**Supplied text:**
* * * *

Friday, September 26, 2014

Changing Habits

Changing habits, really changing habits, is extremely challenging so I thought that I'd report here about some success that I've had in slowly changing some long term destructive habits of mine.  Like many ADHD adults (and children), I'm a sugar addict.  A while back, while staring at a partially eaten chocolate cake, one of those huge sheet cakes that feeds at least 50 people, I said to my friend mournfully, "I could eat all of that and still crave more."  She replied with a phrase she learned from reading about recovery, "One is too many and a thousand isn't enough."  I've never forgotten that phrase and know it to be deeply true.  

That said, as a sugar addict I finally figured out that my goal wasn't to learn how to fight craving (that rarely works) but how best to limit how often those cravings even arose, an offensive rather than a defensive strategy.  

After much reading and food experimentation, I figured out that like many ADHD adults, my brain does best on beans and to a nearly equal extent, protein.  The more I've learned to cook beans in all their glory, the less I crave sugar than I used to.

I cannot emphasize this enough.

* * * *

**Excerpted data:**

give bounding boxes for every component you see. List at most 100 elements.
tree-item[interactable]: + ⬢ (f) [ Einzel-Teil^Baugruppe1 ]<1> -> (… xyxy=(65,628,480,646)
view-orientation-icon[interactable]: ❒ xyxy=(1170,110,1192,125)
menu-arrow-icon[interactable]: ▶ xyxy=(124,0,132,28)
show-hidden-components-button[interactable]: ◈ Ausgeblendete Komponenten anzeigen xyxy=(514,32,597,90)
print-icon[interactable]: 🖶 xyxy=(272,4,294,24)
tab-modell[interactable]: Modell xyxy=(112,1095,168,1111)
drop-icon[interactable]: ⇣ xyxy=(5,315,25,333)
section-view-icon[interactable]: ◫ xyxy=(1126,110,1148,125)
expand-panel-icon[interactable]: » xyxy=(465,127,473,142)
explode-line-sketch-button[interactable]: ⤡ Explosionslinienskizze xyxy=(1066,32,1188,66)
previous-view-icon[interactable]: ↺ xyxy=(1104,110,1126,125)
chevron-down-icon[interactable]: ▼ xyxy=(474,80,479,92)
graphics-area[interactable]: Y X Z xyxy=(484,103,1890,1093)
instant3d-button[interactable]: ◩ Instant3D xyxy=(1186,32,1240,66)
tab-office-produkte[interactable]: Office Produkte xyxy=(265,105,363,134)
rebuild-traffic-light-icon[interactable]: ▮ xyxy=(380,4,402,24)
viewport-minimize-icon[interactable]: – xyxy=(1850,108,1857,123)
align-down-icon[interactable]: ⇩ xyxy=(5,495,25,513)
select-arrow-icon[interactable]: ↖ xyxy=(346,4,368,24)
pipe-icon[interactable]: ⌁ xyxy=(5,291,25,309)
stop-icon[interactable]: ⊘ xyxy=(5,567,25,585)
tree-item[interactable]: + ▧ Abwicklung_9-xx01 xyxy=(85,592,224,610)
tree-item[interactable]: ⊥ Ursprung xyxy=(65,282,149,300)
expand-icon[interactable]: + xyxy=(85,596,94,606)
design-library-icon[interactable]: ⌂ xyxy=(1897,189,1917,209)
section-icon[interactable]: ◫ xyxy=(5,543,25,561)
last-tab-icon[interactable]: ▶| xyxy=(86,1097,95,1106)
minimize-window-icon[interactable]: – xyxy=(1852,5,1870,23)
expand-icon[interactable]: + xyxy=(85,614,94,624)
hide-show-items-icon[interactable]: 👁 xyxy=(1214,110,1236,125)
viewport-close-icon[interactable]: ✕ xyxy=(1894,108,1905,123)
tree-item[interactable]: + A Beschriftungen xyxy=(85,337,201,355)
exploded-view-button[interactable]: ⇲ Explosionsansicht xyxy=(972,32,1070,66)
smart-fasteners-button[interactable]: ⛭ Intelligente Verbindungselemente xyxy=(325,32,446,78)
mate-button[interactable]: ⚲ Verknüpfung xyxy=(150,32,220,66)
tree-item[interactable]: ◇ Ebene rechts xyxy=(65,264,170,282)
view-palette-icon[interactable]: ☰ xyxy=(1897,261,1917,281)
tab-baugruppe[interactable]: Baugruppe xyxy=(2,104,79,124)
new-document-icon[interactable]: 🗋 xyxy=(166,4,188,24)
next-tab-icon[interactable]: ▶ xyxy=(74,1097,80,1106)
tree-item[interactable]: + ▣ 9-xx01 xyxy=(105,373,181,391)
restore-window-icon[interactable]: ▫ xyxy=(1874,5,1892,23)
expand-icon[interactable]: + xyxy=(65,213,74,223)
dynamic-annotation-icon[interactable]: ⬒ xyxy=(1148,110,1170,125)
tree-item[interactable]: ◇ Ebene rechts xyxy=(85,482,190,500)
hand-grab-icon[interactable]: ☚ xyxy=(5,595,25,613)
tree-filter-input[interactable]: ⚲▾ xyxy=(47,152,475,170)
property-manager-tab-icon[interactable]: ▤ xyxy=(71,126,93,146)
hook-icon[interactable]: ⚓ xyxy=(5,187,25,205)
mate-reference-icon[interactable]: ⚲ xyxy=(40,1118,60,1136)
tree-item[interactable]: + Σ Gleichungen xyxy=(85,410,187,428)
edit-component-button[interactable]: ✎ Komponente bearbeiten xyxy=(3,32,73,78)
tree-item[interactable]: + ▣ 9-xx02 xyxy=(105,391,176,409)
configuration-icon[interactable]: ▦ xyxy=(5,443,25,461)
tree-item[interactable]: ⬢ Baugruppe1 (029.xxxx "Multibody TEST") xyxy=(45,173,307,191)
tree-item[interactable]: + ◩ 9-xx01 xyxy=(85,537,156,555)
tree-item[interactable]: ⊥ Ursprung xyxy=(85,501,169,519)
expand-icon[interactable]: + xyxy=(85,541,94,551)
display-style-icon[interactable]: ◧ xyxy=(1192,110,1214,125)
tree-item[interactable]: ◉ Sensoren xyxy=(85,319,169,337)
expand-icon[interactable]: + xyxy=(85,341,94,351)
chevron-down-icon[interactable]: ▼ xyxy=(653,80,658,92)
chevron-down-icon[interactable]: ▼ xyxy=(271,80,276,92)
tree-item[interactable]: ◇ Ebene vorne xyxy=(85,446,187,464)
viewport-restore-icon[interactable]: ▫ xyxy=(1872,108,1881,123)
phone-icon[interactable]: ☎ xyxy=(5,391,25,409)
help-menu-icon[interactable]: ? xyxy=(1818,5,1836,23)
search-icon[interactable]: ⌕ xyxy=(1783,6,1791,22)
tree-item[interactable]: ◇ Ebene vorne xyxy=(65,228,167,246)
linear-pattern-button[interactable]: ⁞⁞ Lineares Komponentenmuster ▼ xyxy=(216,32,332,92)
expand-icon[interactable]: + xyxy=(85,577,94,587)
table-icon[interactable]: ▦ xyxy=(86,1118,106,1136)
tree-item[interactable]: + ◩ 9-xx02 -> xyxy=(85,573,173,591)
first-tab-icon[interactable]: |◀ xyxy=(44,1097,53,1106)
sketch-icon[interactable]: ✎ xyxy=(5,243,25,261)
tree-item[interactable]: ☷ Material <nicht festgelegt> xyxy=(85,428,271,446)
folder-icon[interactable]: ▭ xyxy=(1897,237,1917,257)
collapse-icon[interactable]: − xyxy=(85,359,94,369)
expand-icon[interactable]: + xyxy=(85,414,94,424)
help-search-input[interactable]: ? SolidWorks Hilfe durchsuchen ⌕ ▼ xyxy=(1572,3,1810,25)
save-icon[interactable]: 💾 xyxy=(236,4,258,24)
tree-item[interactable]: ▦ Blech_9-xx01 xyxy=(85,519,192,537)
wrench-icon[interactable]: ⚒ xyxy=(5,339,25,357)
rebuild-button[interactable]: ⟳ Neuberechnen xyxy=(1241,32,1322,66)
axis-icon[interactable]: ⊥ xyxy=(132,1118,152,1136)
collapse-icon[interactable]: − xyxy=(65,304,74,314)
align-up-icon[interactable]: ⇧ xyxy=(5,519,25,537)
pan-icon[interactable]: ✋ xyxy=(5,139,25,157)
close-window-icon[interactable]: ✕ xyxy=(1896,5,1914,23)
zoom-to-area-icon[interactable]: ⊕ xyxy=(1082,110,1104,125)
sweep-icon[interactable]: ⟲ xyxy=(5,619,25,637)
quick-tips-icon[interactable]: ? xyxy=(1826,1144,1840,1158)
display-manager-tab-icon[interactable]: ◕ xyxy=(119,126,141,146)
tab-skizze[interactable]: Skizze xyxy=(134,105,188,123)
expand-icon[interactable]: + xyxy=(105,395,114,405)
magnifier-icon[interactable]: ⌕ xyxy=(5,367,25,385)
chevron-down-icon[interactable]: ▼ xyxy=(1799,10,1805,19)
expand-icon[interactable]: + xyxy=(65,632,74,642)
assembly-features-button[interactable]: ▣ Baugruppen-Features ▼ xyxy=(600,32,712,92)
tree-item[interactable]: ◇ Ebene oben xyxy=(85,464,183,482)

* * * *

**Description of the task:** From the post about changing habits, pull out the passage starting with "Changing habits, really" and going on through "be deeply true.", word for word.

**Output below:**
Changing habits, really changing habits, is extremely challenging so I thought that I'd report here about some success that I've had in slowly changing some long term destructive habits of mine.  Like many ADHD adults (and children), I'm a sugar addict.  A while back, while staring at a partially eaten chocolate cake, one of those huge sheet cakes that feeds at least 50 people, I said to my friend mournfully, "I could eat all of that and still crave more."  She replied with a phrase she learned from reading about recovery, "One is too many and a thousand isn't enough."  I've never forgotten that phrase and know it to be deeply true.